_INSTRUCTIONS TO FOLLOW_
Wherever the word "Rating" shows up in a line, please copy that line.

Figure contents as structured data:
_ _ _ _

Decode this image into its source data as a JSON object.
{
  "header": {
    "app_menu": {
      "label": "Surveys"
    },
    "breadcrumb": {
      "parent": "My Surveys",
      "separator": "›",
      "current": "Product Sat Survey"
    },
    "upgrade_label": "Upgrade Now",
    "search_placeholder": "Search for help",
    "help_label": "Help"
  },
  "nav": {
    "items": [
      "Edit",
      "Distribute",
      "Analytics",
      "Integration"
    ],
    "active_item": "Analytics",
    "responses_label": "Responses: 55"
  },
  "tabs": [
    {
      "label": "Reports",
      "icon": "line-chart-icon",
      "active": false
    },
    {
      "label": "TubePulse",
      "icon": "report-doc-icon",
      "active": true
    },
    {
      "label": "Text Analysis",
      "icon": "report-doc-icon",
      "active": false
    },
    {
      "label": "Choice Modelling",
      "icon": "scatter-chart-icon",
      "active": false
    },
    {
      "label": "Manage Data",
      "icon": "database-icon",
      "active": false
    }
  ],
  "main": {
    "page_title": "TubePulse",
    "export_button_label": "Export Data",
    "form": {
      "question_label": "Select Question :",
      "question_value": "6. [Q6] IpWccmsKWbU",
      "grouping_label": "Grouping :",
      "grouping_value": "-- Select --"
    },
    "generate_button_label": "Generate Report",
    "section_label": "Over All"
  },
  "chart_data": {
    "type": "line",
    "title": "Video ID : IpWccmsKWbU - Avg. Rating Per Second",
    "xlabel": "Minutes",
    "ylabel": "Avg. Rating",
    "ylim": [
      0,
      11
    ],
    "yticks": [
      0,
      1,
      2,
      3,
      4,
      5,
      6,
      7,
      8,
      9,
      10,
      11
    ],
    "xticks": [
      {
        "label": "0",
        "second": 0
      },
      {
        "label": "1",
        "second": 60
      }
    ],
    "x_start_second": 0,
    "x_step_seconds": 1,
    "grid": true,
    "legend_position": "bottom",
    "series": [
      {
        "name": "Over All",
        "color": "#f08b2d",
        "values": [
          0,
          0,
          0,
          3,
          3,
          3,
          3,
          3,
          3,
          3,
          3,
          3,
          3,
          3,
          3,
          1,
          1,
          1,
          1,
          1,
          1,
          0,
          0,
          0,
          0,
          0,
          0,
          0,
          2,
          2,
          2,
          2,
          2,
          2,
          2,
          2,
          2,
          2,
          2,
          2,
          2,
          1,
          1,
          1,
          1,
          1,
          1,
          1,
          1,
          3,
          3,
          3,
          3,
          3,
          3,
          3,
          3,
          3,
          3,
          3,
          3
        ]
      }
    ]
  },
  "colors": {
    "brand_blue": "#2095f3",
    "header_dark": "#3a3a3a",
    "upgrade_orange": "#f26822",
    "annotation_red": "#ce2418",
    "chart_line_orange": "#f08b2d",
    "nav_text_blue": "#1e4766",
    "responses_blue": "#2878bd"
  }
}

_ _ _ _

_WRITTEN RESPONSE_
    "title": "Video ID : IpWccmsKWbU - Avg. Rating Per Second",
    "ylabel": "Avg. Rating",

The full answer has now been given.